:: Objective ::
Gather up every line from the entries below that uses the word "FFPET".

Chart and figure data:
┄┄┄┄┄┄

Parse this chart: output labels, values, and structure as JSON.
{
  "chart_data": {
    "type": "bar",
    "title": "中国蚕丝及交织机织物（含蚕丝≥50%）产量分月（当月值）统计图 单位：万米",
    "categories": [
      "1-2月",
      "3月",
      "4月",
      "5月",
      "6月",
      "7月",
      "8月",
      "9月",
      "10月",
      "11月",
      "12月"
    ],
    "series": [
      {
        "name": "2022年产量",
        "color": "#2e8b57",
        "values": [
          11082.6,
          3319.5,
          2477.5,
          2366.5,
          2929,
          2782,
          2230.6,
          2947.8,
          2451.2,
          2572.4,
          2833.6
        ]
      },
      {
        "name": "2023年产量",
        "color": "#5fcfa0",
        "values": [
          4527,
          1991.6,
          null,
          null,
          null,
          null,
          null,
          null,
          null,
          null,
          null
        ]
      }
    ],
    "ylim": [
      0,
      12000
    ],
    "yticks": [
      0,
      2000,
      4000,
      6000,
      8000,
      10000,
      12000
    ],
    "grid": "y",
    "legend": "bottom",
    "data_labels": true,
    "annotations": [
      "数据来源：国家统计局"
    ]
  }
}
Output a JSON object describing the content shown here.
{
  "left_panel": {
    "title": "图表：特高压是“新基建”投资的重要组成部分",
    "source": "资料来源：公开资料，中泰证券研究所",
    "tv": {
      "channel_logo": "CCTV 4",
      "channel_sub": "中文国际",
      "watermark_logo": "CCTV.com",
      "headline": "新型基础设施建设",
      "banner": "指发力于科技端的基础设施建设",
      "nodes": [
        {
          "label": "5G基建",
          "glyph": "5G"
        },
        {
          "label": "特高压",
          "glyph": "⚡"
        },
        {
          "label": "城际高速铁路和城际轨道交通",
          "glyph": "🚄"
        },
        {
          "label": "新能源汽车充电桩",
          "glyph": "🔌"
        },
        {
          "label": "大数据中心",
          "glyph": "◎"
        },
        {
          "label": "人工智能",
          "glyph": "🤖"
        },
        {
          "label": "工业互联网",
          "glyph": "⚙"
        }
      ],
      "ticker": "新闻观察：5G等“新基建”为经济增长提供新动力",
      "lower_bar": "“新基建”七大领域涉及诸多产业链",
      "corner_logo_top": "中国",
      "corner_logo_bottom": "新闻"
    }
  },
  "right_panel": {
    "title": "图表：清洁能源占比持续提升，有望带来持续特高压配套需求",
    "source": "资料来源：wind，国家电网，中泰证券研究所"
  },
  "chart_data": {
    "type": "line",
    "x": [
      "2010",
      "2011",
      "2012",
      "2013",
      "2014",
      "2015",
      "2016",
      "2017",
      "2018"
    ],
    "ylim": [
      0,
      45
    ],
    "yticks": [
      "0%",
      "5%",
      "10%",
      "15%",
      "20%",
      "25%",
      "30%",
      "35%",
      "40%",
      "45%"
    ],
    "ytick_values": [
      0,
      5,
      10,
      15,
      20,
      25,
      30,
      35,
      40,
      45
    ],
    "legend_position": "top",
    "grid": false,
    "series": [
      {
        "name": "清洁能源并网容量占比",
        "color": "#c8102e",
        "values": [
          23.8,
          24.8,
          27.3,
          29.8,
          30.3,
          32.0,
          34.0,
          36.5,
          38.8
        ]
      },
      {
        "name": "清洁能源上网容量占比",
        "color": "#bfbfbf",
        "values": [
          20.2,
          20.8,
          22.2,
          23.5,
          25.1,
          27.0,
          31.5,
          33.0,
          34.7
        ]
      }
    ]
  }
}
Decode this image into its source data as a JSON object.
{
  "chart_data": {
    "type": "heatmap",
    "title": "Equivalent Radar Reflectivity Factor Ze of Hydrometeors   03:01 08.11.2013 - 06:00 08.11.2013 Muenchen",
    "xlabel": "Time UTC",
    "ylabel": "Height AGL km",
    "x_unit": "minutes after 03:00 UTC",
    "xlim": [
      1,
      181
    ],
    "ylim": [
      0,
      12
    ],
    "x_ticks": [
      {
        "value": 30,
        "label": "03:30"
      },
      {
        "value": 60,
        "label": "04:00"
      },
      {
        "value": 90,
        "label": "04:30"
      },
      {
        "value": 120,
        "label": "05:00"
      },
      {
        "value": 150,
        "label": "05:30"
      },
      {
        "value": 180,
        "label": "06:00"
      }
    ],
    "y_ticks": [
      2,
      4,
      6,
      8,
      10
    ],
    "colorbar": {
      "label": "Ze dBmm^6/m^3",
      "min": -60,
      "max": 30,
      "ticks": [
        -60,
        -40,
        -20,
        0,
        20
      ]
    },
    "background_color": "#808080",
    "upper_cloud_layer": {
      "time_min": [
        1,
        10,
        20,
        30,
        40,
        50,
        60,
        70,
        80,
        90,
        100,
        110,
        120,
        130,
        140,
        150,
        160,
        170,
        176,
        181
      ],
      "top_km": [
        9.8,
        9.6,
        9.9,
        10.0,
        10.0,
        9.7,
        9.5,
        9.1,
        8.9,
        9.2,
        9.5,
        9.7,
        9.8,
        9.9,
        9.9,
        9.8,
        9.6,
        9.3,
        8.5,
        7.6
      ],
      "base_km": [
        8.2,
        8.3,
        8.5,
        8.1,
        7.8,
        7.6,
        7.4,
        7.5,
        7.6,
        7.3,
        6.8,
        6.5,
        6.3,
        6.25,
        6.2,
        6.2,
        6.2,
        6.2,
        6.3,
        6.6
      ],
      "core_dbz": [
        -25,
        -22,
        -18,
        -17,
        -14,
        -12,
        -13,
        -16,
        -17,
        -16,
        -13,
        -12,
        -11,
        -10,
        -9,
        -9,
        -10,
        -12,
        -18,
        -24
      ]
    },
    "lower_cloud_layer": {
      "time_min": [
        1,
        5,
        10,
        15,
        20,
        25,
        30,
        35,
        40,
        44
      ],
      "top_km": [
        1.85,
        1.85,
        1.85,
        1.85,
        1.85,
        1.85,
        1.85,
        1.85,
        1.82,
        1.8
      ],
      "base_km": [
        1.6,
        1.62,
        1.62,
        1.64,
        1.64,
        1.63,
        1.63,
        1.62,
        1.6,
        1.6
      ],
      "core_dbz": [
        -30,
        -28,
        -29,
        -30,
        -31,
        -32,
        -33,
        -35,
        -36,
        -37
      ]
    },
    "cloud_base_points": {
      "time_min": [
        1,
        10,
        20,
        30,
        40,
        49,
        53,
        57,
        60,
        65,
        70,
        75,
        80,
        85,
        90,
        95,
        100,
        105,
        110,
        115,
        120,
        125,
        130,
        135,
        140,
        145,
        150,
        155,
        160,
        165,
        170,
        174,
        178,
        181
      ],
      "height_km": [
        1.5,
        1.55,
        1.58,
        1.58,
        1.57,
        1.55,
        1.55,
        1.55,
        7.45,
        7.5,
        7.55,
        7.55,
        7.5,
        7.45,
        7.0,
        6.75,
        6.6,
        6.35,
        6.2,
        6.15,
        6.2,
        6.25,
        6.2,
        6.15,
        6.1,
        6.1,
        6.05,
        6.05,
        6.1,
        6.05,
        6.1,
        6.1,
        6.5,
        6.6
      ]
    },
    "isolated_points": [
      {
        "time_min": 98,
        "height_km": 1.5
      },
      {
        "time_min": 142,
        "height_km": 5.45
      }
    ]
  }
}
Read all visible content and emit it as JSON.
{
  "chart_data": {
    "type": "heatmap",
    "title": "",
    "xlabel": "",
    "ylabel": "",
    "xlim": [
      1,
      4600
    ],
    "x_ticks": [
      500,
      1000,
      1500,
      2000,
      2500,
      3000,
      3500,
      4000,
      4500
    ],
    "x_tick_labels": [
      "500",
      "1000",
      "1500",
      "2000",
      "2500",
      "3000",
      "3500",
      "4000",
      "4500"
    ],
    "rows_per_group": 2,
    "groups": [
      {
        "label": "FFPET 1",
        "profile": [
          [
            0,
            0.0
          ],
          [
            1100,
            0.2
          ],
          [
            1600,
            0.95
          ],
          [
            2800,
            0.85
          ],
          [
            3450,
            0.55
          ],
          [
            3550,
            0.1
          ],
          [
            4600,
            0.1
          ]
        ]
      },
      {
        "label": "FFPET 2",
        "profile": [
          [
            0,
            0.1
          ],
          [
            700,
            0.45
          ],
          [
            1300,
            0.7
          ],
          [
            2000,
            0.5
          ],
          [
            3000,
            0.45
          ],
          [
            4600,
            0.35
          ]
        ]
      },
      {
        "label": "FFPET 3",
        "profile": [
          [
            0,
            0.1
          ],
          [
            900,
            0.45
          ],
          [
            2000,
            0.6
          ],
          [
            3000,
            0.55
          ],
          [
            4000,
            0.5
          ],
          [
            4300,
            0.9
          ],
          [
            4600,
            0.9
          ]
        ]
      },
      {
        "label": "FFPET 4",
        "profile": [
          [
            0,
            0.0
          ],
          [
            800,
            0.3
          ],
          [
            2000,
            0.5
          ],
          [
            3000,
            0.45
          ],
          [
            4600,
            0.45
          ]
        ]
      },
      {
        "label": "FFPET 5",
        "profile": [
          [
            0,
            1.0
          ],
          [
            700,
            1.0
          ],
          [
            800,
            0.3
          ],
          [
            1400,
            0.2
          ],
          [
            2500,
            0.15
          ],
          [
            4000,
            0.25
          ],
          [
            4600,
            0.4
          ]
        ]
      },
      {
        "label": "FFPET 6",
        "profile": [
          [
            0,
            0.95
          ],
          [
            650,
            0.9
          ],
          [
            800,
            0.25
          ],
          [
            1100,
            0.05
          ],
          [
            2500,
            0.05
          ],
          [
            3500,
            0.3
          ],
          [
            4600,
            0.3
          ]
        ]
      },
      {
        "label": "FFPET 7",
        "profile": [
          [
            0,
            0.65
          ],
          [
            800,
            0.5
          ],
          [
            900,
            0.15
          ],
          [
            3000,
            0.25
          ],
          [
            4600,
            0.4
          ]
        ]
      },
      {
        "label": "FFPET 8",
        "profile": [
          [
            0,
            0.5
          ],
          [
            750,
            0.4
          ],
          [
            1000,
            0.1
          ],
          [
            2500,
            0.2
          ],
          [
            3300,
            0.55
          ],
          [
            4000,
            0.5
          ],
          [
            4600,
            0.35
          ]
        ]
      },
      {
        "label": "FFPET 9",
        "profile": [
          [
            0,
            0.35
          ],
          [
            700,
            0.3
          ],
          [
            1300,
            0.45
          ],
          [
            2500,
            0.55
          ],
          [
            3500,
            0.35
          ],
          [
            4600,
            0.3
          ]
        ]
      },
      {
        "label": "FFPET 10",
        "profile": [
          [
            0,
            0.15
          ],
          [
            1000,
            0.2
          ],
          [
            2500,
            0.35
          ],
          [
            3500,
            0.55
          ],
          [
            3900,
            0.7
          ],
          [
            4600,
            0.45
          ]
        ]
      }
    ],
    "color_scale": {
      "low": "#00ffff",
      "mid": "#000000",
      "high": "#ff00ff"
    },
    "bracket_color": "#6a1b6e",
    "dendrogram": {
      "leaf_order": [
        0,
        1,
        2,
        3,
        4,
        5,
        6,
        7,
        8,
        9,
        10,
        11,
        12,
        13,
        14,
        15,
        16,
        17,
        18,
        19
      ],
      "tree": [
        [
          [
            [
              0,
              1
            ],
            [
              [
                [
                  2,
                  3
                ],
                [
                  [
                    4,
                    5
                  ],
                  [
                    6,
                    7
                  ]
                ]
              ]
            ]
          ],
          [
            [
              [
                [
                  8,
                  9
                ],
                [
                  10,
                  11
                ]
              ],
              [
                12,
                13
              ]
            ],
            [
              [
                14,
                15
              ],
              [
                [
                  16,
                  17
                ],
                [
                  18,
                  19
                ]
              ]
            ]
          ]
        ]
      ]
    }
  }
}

┄┄┄┄┄┄

:: Task response ::
        "label": "FFPET 1",
        "label": "FFPET 2",
        "label": "FFPET 3",
        "label": "FFPET 4",
        "label": "FFPET 5",
        "label": "FFPET 6",
        "label": "FFPET 7",
        "label": "FFPET 8",
        "label": "FFPET 9",
        "label": "FFPET 10",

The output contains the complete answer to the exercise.